__BRIEF__
In the records that follow, show each line where the word "irritaciones" is present.

__MATERIAL FOR THIS TASK__
┌──

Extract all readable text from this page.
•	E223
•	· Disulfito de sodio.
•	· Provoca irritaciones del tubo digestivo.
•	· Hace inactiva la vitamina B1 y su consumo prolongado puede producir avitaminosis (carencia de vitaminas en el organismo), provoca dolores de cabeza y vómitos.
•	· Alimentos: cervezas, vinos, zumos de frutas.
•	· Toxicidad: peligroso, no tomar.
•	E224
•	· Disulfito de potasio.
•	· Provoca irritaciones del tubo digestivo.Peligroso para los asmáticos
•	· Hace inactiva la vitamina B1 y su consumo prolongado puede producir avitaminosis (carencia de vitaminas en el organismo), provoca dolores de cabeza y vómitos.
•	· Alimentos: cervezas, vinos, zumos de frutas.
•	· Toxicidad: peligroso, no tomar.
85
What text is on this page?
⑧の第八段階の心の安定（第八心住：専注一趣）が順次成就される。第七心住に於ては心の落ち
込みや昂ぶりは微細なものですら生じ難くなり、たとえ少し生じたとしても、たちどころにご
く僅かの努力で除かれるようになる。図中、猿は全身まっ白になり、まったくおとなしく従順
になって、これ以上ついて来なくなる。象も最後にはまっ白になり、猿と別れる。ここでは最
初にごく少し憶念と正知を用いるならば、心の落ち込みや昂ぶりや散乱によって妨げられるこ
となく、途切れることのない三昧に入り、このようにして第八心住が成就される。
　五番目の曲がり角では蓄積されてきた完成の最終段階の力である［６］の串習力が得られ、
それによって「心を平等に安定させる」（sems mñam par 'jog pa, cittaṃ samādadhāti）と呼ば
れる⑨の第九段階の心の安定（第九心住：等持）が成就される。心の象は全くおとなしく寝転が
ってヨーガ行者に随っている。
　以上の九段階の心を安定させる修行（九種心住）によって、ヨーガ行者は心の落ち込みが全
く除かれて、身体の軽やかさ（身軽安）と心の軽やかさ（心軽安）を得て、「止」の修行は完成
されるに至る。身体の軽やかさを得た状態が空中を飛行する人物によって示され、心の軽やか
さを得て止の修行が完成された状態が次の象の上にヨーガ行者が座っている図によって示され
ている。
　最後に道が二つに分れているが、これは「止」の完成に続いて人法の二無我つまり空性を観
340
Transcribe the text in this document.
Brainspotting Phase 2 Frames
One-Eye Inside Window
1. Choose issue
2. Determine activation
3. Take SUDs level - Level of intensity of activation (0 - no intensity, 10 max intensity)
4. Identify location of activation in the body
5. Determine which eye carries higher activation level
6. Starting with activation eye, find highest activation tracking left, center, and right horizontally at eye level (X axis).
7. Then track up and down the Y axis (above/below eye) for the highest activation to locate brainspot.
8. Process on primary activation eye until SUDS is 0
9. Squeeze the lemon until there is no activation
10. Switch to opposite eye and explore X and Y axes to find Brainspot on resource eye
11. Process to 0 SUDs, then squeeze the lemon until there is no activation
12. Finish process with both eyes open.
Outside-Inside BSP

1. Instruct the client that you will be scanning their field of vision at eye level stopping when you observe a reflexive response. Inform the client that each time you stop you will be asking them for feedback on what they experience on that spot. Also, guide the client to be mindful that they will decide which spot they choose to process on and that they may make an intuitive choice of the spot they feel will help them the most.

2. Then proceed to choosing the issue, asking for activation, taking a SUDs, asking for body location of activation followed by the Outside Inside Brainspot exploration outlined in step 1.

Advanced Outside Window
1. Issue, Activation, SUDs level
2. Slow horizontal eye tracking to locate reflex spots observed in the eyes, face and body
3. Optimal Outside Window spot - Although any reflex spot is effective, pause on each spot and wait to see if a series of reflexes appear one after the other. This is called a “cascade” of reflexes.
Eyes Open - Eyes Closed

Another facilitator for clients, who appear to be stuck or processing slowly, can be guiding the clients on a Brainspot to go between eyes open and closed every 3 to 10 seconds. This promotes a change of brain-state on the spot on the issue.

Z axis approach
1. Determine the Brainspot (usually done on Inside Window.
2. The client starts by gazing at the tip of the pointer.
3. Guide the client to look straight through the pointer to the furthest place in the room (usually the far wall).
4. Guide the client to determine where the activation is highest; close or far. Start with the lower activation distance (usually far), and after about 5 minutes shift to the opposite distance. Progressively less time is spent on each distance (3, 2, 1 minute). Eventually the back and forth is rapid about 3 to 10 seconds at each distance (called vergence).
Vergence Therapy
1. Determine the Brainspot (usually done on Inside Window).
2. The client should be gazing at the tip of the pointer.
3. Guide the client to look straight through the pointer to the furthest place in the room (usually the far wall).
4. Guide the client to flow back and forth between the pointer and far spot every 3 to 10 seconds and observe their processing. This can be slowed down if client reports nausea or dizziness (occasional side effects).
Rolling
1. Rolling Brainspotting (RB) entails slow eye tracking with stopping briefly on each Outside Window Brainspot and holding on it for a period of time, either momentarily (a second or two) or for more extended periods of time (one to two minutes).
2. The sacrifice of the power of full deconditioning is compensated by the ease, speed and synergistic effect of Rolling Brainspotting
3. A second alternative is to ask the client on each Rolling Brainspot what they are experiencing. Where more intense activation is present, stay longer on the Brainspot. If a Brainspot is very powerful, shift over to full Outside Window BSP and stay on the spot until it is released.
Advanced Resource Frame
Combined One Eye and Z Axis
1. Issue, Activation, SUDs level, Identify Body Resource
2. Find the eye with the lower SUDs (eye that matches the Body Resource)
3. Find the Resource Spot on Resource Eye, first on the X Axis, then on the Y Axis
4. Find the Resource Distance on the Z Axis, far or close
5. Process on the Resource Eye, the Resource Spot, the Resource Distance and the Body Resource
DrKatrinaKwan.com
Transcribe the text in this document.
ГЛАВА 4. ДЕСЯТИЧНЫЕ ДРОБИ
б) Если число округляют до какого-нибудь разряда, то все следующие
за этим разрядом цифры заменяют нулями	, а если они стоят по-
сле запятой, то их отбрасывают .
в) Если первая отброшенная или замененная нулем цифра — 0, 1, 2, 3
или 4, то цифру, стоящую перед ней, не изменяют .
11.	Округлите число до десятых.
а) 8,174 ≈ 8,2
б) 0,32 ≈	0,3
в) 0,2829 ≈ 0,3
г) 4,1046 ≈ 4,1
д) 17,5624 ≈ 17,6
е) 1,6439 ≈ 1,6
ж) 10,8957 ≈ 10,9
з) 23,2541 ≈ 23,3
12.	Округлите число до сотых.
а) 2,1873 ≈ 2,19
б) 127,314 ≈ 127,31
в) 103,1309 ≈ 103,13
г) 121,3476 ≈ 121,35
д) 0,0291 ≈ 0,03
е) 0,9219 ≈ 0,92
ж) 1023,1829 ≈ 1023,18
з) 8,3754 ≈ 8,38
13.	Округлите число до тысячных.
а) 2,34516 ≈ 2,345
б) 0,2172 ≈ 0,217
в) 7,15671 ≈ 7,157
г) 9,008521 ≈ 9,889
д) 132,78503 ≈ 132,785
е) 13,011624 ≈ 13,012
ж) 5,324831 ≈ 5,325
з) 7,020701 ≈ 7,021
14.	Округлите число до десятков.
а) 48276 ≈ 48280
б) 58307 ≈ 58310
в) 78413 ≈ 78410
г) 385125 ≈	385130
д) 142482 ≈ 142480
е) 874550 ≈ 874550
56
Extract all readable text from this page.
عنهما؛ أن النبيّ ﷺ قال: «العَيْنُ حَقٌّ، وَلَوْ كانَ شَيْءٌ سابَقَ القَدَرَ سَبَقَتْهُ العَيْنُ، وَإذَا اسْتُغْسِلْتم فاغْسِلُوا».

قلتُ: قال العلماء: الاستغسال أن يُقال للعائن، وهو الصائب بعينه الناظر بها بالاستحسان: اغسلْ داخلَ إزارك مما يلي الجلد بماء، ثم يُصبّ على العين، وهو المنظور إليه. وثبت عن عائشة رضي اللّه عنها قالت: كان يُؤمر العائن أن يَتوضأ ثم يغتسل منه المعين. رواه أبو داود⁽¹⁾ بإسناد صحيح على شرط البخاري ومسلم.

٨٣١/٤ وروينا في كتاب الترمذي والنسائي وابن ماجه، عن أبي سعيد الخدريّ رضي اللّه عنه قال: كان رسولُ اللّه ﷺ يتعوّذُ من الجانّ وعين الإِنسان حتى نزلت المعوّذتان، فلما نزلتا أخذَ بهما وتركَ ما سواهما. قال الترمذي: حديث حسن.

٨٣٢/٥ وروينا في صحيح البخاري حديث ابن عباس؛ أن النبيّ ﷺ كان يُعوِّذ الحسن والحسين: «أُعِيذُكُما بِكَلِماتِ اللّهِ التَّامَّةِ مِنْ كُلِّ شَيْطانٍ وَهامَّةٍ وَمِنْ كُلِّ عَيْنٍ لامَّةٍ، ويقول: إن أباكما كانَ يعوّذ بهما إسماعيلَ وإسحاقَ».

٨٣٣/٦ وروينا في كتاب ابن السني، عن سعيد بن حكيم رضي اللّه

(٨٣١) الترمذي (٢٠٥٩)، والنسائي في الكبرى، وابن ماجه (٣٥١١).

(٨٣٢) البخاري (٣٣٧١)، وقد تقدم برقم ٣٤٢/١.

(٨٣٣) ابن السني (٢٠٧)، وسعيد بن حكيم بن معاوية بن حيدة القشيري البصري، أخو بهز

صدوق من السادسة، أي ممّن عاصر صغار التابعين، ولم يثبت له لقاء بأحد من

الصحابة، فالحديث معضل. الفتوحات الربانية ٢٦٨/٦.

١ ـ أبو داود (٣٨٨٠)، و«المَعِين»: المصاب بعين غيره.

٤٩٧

└──

__TASK ANSWER__
•	· Provoca irritaciones del tubo digestivo.
•	· Provoca irritaciones del tubo digestivo.Peligroso para los asmáticos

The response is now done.